DATA FOR THE TASK:

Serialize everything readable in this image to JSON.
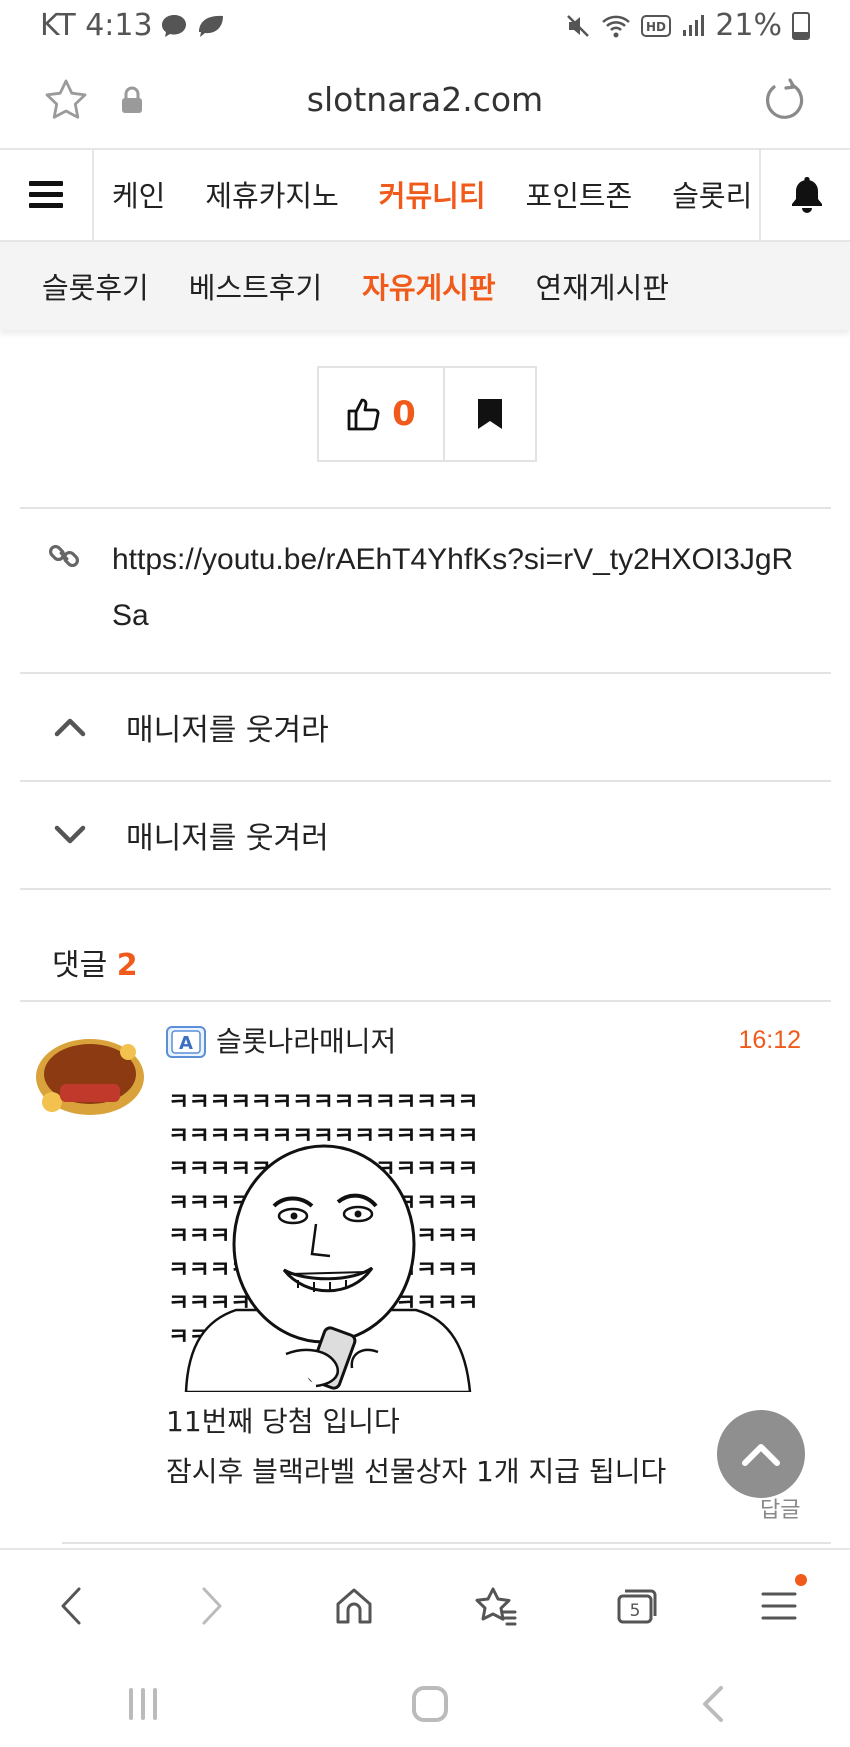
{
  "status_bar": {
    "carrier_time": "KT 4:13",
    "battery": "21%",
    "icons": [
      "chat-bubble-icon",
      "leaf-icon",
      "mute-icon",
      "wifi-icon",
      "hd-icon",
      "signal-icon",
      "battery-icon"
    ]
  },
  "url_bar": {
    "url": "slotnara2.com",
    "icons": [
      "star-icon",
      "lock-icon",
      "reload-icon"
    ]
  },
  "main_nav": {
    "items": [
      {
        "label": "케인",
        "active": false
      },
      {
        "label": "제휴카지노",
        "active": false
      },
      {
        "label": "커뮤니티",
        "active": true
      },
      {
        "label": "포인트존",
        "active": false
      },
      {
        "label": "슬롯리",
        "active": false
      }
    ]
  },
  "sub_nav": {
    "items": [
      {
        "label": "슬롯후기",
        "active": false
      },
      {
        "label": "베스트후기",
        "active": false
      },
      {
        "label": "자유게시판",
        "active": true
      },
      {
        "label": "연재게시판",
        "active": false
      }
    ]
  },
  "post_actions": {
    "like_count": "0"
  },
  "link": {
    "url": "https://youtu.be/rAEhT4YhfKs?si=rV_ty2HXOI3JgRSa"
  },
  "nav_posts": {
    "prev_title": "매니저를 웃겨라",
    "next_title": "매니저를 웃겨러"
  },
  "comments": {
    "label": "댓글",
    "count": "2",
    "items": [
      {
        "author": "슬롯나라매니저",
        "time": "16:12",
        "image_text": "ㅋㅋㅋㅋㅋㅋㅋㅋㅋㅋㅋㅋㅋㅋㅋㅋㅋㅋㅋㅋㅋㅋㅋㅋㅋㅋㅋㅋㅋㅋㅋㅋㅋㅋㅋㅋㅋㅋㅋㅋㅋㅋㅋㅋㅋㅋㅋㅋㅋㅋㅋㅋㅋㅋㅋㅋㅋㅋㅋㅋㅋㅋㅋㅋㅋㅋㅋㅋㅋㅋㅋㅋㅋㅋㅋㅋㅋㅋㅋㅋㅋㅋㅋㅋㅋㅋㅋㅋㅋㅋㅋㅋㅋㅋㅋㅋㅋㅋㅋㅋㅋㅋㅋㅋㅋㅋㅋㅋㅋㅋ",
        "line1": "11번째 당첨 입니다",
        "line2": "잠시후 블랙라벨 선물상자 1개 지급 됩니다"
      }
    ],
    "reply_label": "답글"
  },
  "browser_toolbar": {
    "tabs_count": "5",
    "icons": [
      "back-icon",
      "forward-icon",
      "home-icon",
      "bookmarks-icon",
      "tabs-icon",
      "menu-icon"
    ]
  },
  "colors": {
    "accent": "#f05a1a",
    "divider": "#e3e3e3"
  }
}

WORK TO BE COMPLETED: Select all lines with the word "매니저를" from the entries above.

ANSWER:
    "prev_title": "매니저를 웃겨라",
    "next_title": "매니저를 웃겨러"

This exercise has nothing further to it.